PROBLEM DESCRIPTION:
Omit the images. Copy each entry word for word.
***** RECORD EXTRACTS *****
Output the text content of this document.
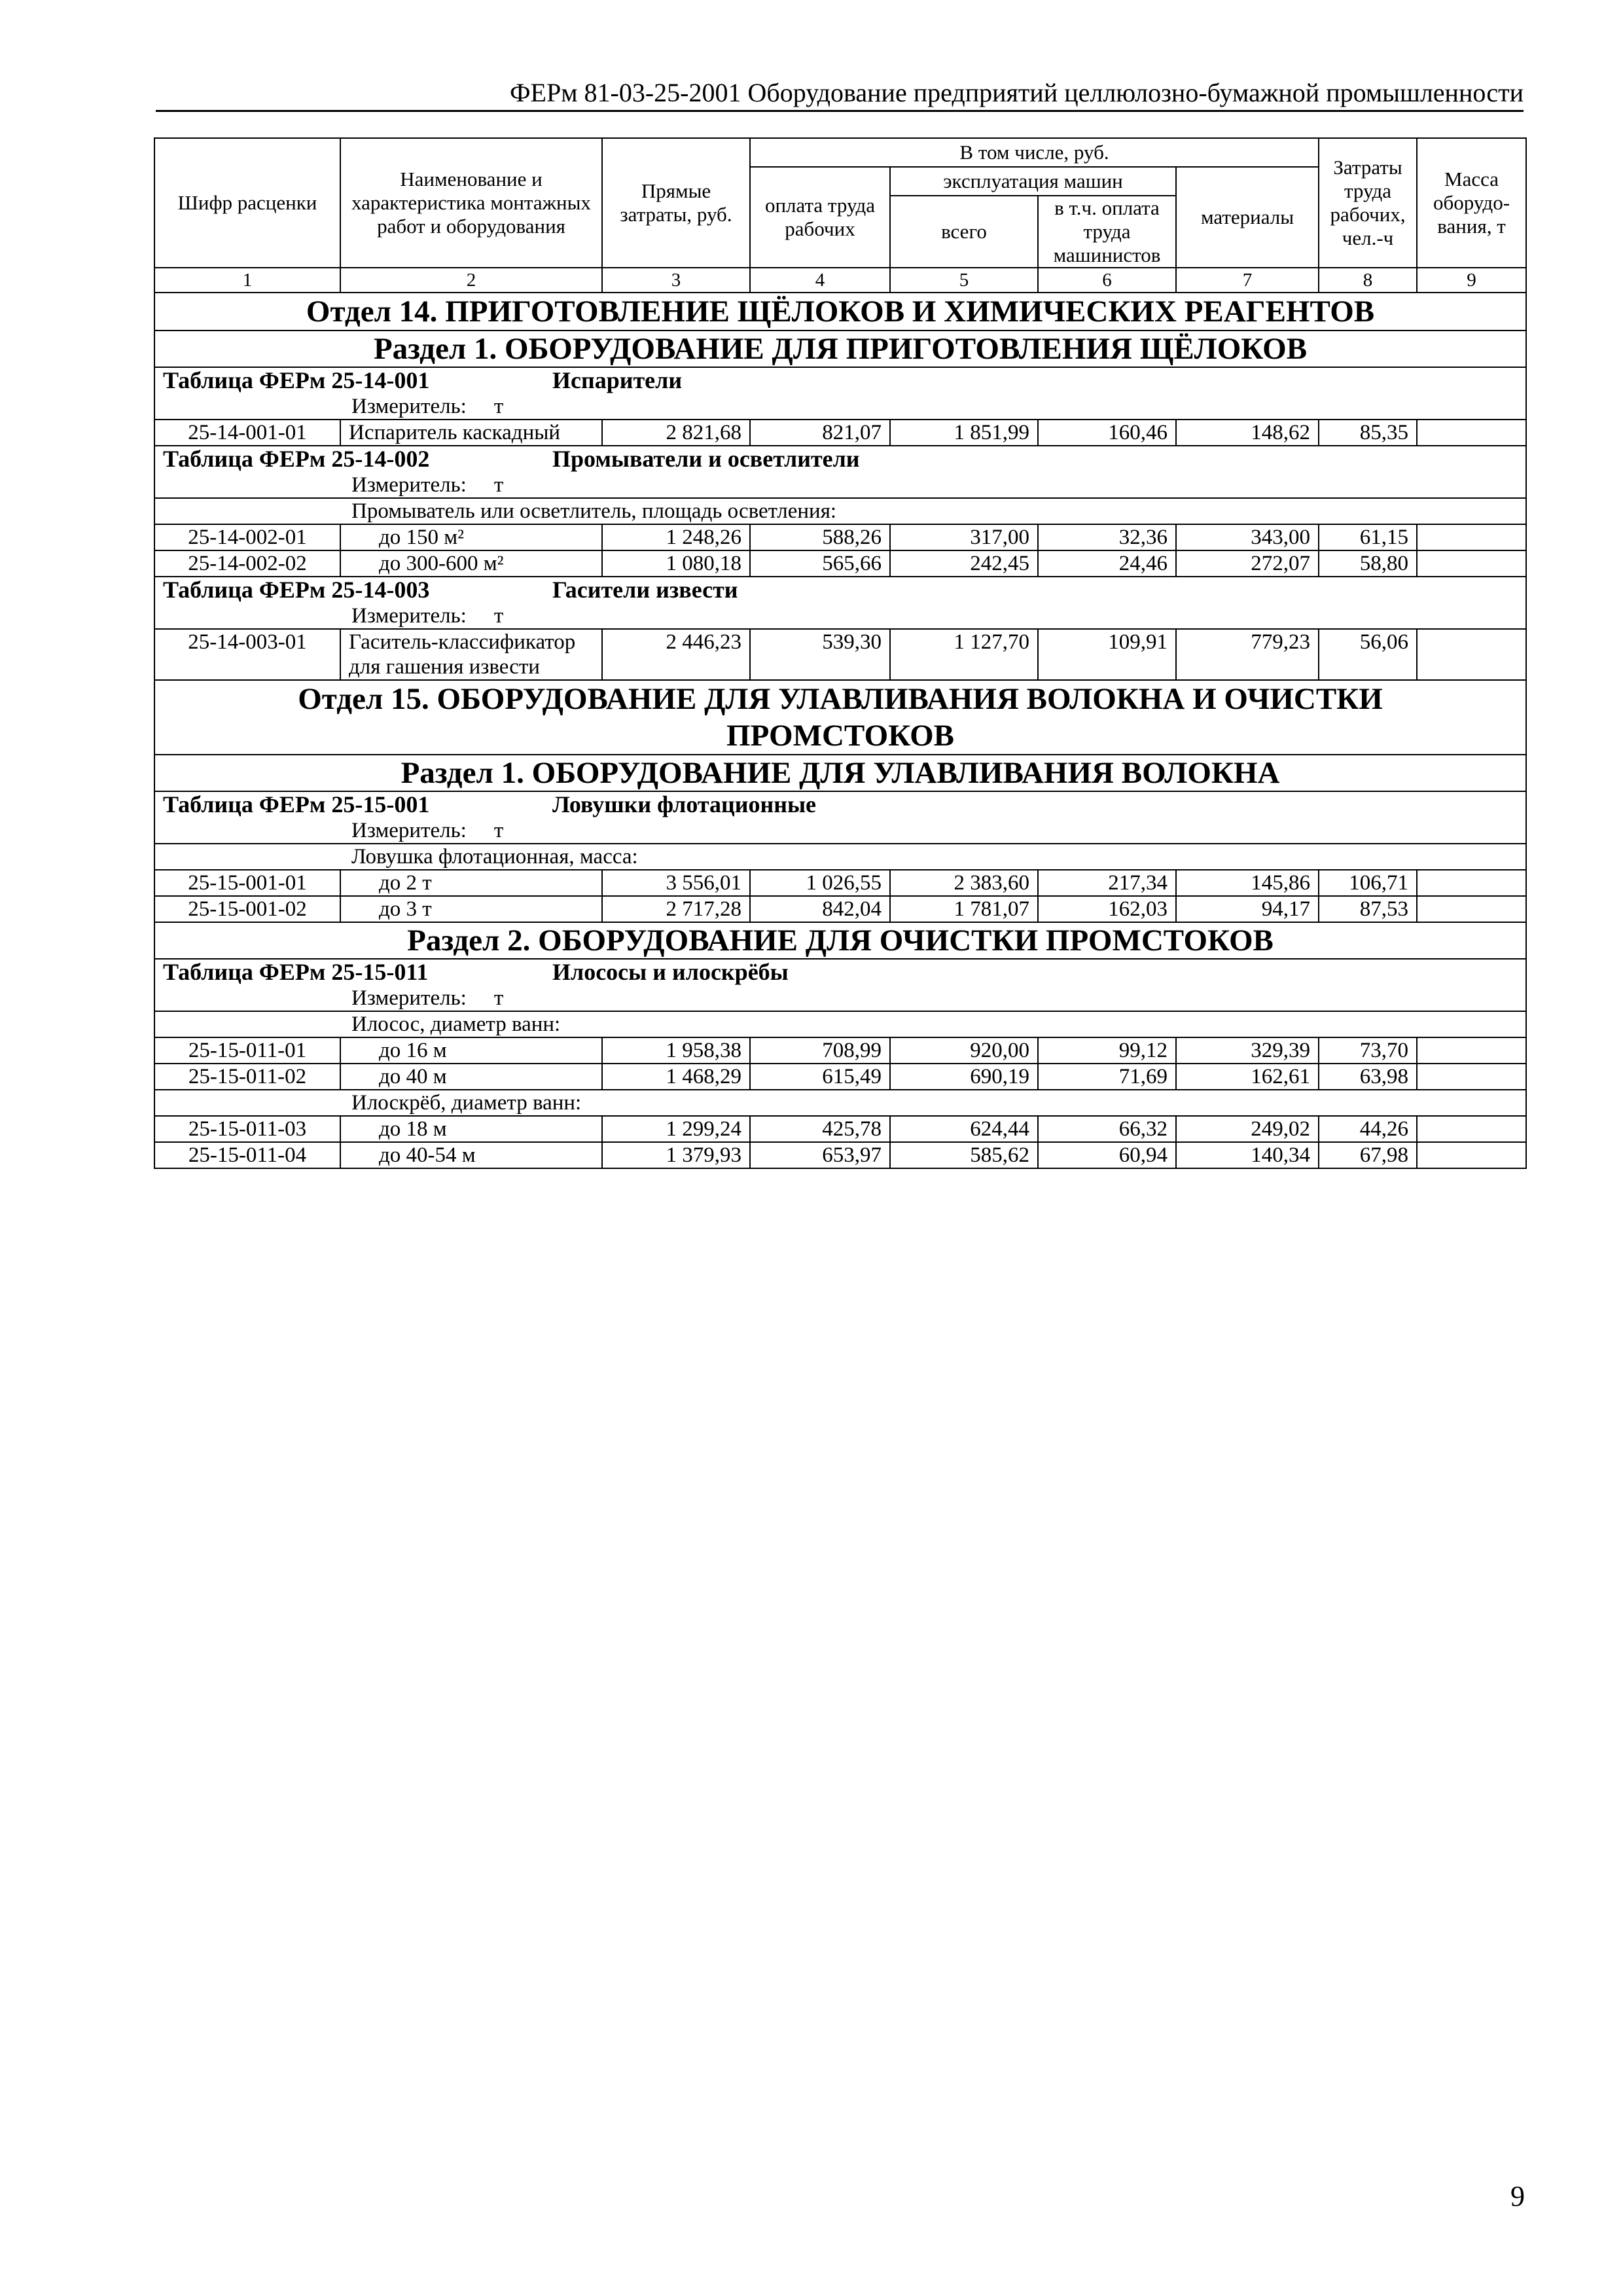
ФЕРм 81-03-25-2001 Оборудование предприятий целлюлозно-бумажной промышленности
Шифр расценки	Наименование и характеристика монтажных работ и оборудования	Прямые затраты, руб.	В том числе, руб.				Затраты труда рабочих, чел.-ч	Масса оборудо-вания, т
			оплата труда рабочих	эксплуатация машин		материалы		
				всего	в т.ч. оплата труда машинистов			
1	2	3	4	5	6	7	8	9
Отдел 14. ПРИГОТОВЛЕНИЕ ЩЁЛОКОВ И ХИМИЧЕСКИХ РЕАГЕНТОВ								
Раздел 1. ОБОРУДОВАНИЕ ДЛЯ ПРИГОТОВЛЕНИЯ ЩЁЛОКОВ								
Таблица ФЕРм 25-14-001 Испарители								
Измеритель: т								
25-14-001-01	Испаритель каскадный	2 821,68	821,07	1 851,99	160,46	148,62	85,35	
Таблица ФЕРм 25-14-002 Промыватели и осветлители								
Измеритель: т								
Промыватель или осветлитель, площадь осветления:								
25-14-002-01	до 150 м²	1 248,26	588,26	317,00	32,36	343,00	61,15	
25-14-002-02	до 300-600 м²	1 080,18	565,66	242,45	24,46	272,07	58,80	
Таблица ФЕРм 25-14-003 Гасители извести								
Измеритель: т								
25-14-003-01	Гаситель-классификатор для гашения извести	2 446,23	539,30	1 127,70	109,91	779,23	56,06	
Отдел 15. ОБОРУДОВАНИЕ ДЛЯ УЛАВЛИВАНИЯ ВОЛОКНА И ОЧИСТКИ ПРОМСТОКОВ								
Раздел 1. ОБОРУДОВАНИЕ ДЛЯ УЛАВЛИВАНИЯ ВОЛОКНА								
Таблица ФЕРм 25-15-001 Ловушки флотационные								
Измеритель: т								
Ловушка флотационная, масса:								
25-15-001-01	до 2 т	3 556,01	1 026,55	2 383,60	217,34	145,86	106,71	
25-15-001-02	до 3 т	2 717,28	842,04	1 781,07	162,03	94,17	87,53	
Раздел 2. ОБОРУДОВАНИЕ ДЛЯ ОЧИСТКИ ПРОМСТОКОВ								
Таблица ФЕРм 25-15-011 Илососы и илоскрёбы								
Измеритель: т								
Илосос, диаметр ванн:								
25-15-011-01	до 16 м	1 958,38	708,99	920,00	99,12	329,39	73,70	
25-15-011-02	до 40 м	1 468,29	615,49	690,19	71,69	162,61	63,98	
Илоскрёб, диаметр ванн:								
25-15-011-03	до 18 м	1 299,24	425,78	624,44	66,32	249,02	44,26	
25-15-011-04	до 40-54 м	1 379,93	653,97	585,62	60,94	140,34	67,98	
9
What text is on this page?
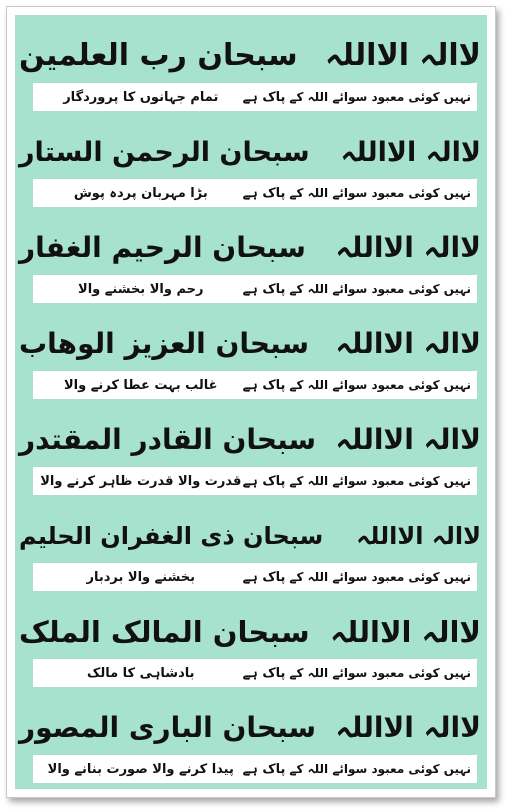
لاالہ الااللہ
سبحان رب العلمین
نہیں کوئی معبود سوائے اللہ کے
پاک ہے
تمام جہانوں کا پروردگار
لاالہ الااللہ
سبحان الرحمن الستار
نہیں کوئی معبود سوائے اللہ کے
پاک ہے
بڑا مہربان پردہ پوش
لاالہ الااللہ
سبحان الرحیم الغفار
نہیں کوئی معبود سوائے اللہ کے
پاک ہے
رحم والا بخشنے والا
لاالہ الااللہ
سبحان العزیز الوھاب
نہیں کوئی معبود سوائے اللہ کے
پاک ہے
غالب بہت عطا کرنے والا
لاالہ الااللہ
سبحان القادر المقتدر
نہیں کوئی معبود سوائے اللہ کے
پاک ہے
قدرت والا قدرت ظاہر کرنے والا
لاالہ الااللہ
سبحان ذی الغفران الحلیم
نہیں کوئی معبود سوائے اللہ کے
پاک ہے
بخشنے والا بردبار
لاالہ الااللہ
سبحان المالک الملک
نہیں کوئی معبود سوائے اللہ کے
پاک ہے
بادشاہی کا مالک
لاالہ الااللہ
سبحان الباری المصور
نہیں کوئی معبود سوائے اللہ کے
پاک ہے
پیدا کرنے والا صورت بنانے والا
*****
FINAL RESULT:
Output the text content of this document.
ФЕРм 81-03-25-2001 Оборудование предприятий целлюлозно-бумажной промышленности
Шифр расценки	Наименование и характеристика монтажных работ и оборудования	Прямые затраты, руб.	В том числе, руб.				Затраты труда рабочих, чел.-ч	Масса оборудо-вания, т
			оплата труда рабочих	эксплуатация машин		материалы		
				всего	в т.ч. оплата труда машинистов			
1	2	3	4	5	6	7	8	9
Отдел 14. ПРИГОТОВЛЕНИЕ ЩЁЛОКОВ И ХИМИЧЕСКИХ РЕАГЕНТОВ								
Раздел 1. ОБОРУДОВАНИЕ ДЛЯ ПРИГОТОВЛЕНИЯ ЩЁЛОКОВ								
Таблица ФЕРм 25-14-001 Испарители								
Измеритель: т								
25-14-001-01	Испаритель каскадный	2 821,68	821,07	1 851,99	160,46	148,62	85,35	
Таблица ФЕРм 25-14-002 Промыватели и осветлители								
Измеритель: т								
Промыватель или осветлитель, площадь осветления:								
25-14-002-01	до 150 м²	1 248,26	588,26	317,00	32,36	343,00	61,15	
25-14-002-02	до 300-600 м²	1 080,18	565,66	242,45	24,46	272,07	58,80	
Таблица ФЕРм 25-14-003 Гасители извести								
Измеритель: т								
25-14-003-01	Гаситель-классификатор для гашения извести	2 446,23	539,30	1 127,70	109,91	779,23	56,06	
Отдел 15. ОБОРУДОВАНИЕ ДЛЯ УЛАВЛИВАНИЯ ВОЛОКНА И ОЧИСТКИ ПРОМСТОКОВ								
Раздел 1. ОБОРУДОВАНИЕ ДЛЯ УЛАВЛИВАНИЯ ВОЛОКНА								
Таблица ФЕРм 25-15-001 Ловушки флотационные								
Измеритель: т								
Ловушка флотационная, масса:								
25-15-001-01	до 2 т	3 556,01	1 026,55	2 383,60	217,34	145,86	106,71	
25-15-001-02	до 3 т	2 717,28	842,04	1 781,07	162,03	94,17	87,53	
Раздел 2. ОБОРУДОВАНИЕ ДЛЯ ОЧИСТКИ ПРОМСТОКОВ								
Таблица ФЕРм 25-15-011 Илососы и илоскрёбы								
Измеритель: т								
Илосос, диаметр ванн:								
25-15-011-01	до 16 м	1 958,38	708,99	920,00	99,12	329,39	73,70	
25-15-011-02	до 40 м	1 468,29	615,49	690,19	71,69	162,61	63,98	
Илоскрёб, диаметр ванн:								
25-15-011-03	до 18 м	1 299,24	425,78	624,44	66,32	249,02	44,26	
25-15-011-04	до 40-54 м	1 379,93	653,97	585,62	60,94	140,34	67,98	
9
What text is on this page?
لاالہ الااللہ
سبحان رب العلمین
نہیں کوئی معبود سوائے اللہ کے
پاک ہے
تمام جہانوں کا پروردگار
لاالہ الااللہ
سبحان الرحمن الستار
نہیں کوئی معبود سوائے اللہ کے
پاک ہے
بڑا مہربان پردہ پوش
لاالہ الااللہ
سبحان الرحیم الغفار
نہیں کوئی معبود سوائے اللہ کے
پاک ہے
رحم والا بخشنے والا
لاالہ الااللہ
سبحان العزیز الوھاب
نہیں کوئی معبود سوائے اللہ کے
پاک ہے
غالب بہت عطا کرنے والا
لاالہ الااللہ
سبحان القادر المقتدر
نہیں کوئی معبود سوائے اللہ کے
پاک ہے
قدرت والا قدرت ظاہر کرنے والا
لاالہ الااللہ
سبحان ذی الغفران الحلیم
نہیں کوئی معبود سوائے اللہ کے
پاک ہے
بخشنے والا بردبار
لاالہ الااللہ
سبحان المالک الملک
نہیں کوئی معبود سوائے اللہ کے
پاک ہے
بادشاہی کا مالک
لاالہ الااللہ
سبحان الباری المصور
نہیں کوئی معبود سوائے اللہ کے
پاک ہے
پیدا کرنے والا صورت بنانے والا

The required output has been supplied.